Brief
Omit all pictures, then retype the data exactly as given.

Items listed in a dataset

○ ○ ○

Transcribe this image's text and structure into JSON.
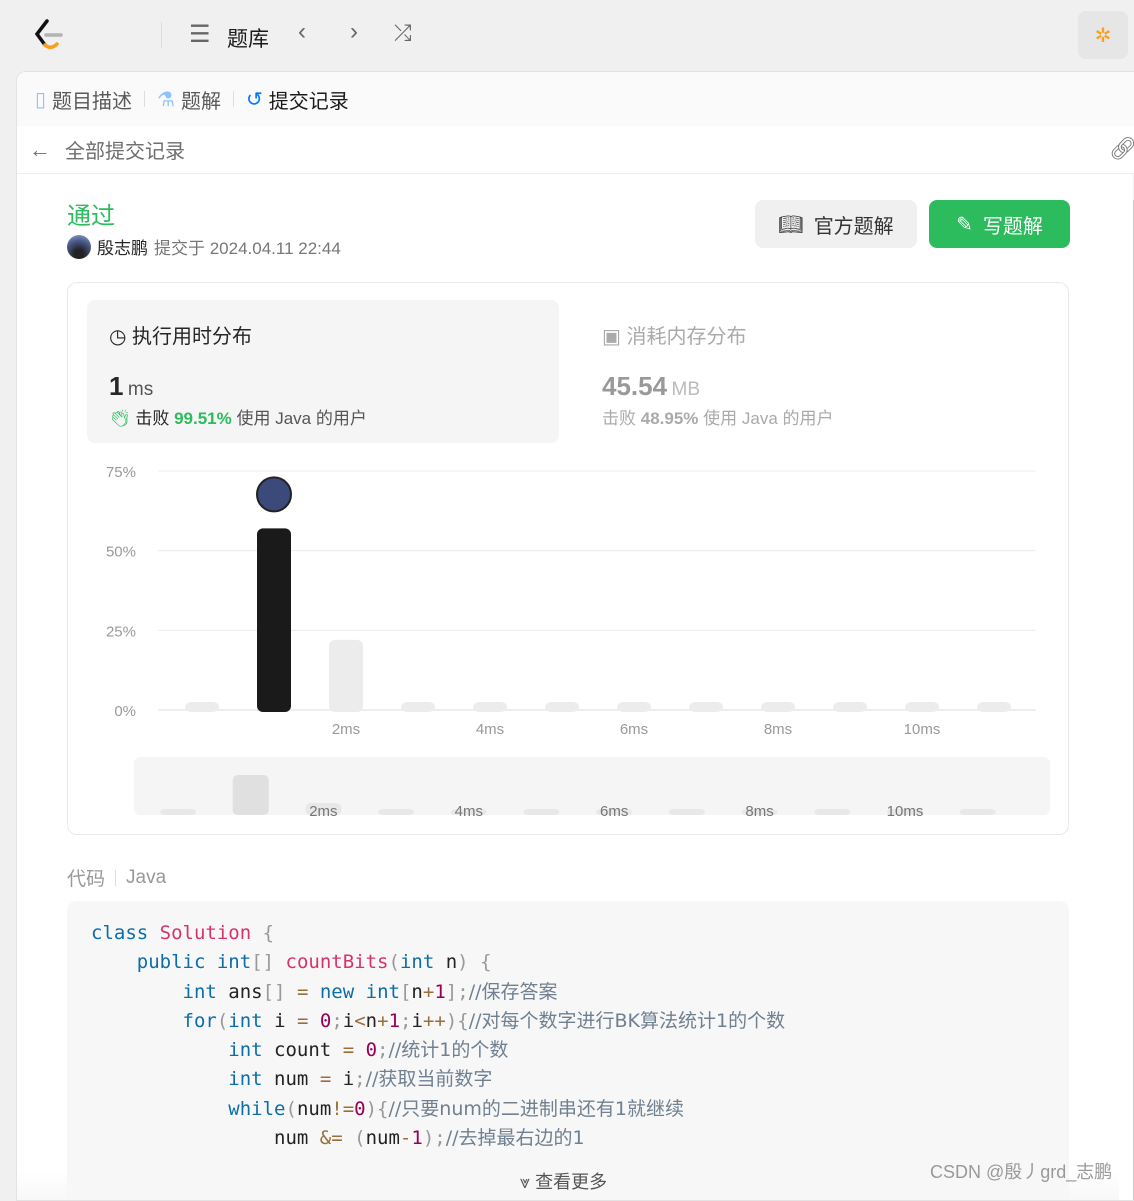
{
  "topbar": {
    "problem_list": "题库",
    "logo_icon": "leetcode-logo",
    "debug_icon": "bug-lock-icon"
  },
  "tabs": [
    {
      "label": "题目描述",
      "icon": "document-icon"
    },
    {
      "label": "题解",
      "icon": "flask-icon"
    },
    {
      "label": "提交记录",
      "icon": "history-icon"
    }
  ],
  "sub": {
    "back_label": "全部提交记录"
  },
  "submission": {
    "status": "通过",
    "user": "殷志鹏",
    "submitted_at": "提交于 2024.04.11 22:44",
    "status_color": "#2cbb5d"
  },
  "buttons": {
    "official": "官方题解",
    "write": "写题解"
  },
  "runtime": {
    "title": "执行用时分布",
    "value": "1",
    "unit": "ms",
    "beat_label": "击败",
    "beat": "99.51%",
    "suffix": "使用 Java 的用户"
  },
  "memory": {
    "title": "消耗内存分布",
    "value": "45.54",
    "unit": "MB",
    "beat_label": "击败",
    "beat": "48.95%",
    "suffix": "使用 Java 的用户"
  },
  "chart_data": {
    "type": "bar",
    "x": [
      0,
      1,
      2,
      3,
      4,
      5,
      6,
      7,
      8,
      9,
      10,
      11
    ],
    "values": [
      0,
      57,
      22,
      0,
      0,
      0,
      0,
      0,
      0,
      0,
      0,
      0
    ],
    "highlight_x": 1,
    "yticks": [
      "0%",
      "25%",
      "50%",
      "75%"
    ],
    "ylim": [
      0,
      75
    ],
    "xticks": [
      {
        "x": 2,
        "label": "2ms"
      },
      {
        "x": 4,
        "label": "4ms"
      },
      {
        "x": 6,
        "label": "6ms"
      },
      {
        "x": 8,
        "label": "8ms"
      },
      {
        "x": 10,
        "label": "10ms"
      }
    ],
    "grid": true
  },
  "code": {
    "label": "代码",
    "lang": "Java",
    "more": "查看更多"
  },
  "watermark": "CSDN @殷丿grd_志鹏"
}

○ ○ ○

Answer to the problem
Transcribe this image's text and structure into JSON.
{
  "topbar": {
    "problem_list": "题库",
    "logo_icon": "leetcode-logo",
    "debug_icon": "bug-lock-icon"
  },
  "tabs": [
    {
      "label": "题目描述",
      "icon": "document-icon"
    },
    {
      "label": "题解",
      "icon": "flask-icon"
    },
    {
      "label": "提交记录",
      "icon": "history-icon"
    }
  ],
  "sub": {
    "back_label": "全部提交记录"
  },
  "submission": {
    "status": "通过",
    "user": "殷志鹏",
    "submitted_at": "提交于 2024.04.11 22:44",
    "status_color": "#2cbb5d"
  },
  "buttons": {
    "official": "官方题解",
    "write": "写题解"
  },
  "runtime": {
    "title": "执行用时分布",
    "value": "1",
    "unit": "ms",
    "beat_label": "击败",
    "beat": "99.51%",
    "suffix": "使用 Java 的用户"
  },
  "memory": {
    "title": "消耗内存分布",
    "value": "45.54",
    "unit": "MB",
    "beat_label": "击败",
    "beat": "48.95%",
    "suffix": "使用 Java 的用户"
  },
  "chart_data": {
    "type": "bar",
    "x": [
      0,
      1,
      2,
      3,
      4,
      5,
      6,
      7,
      8,
      9,
      10,
      11
    ],
    "values": [
      0,
      57,
      22,
      0,
      0,
      0,
      0,
      0,
      0,
      0,
      0,
      0
    ],
    "highlight_x": 1,
    "yticks": [
      "0%",
      "25%",
      "50%",
      "75%"
    ],
    "ylim": [
      0,
      75
    ],
    "xticks": [
      {
        "x": 2,
        "label": "2ms"
      },
      {
        "x": 4,
        "label": "4ms"
      },
      {
        "x": 6,
        "label": "6ms"
      },
      {
        "x": 8,
        "label": "8ms"
      },
      {
        "x": 10,
        "label": "10ms"
      }
    ],
    "grid": true
  },
  "code": {
    "label": "代码",
    "lang": "Java",
    "more": "查看更多"
  },
  "watermark": "CSDN @殷丿grd_志鹏"
}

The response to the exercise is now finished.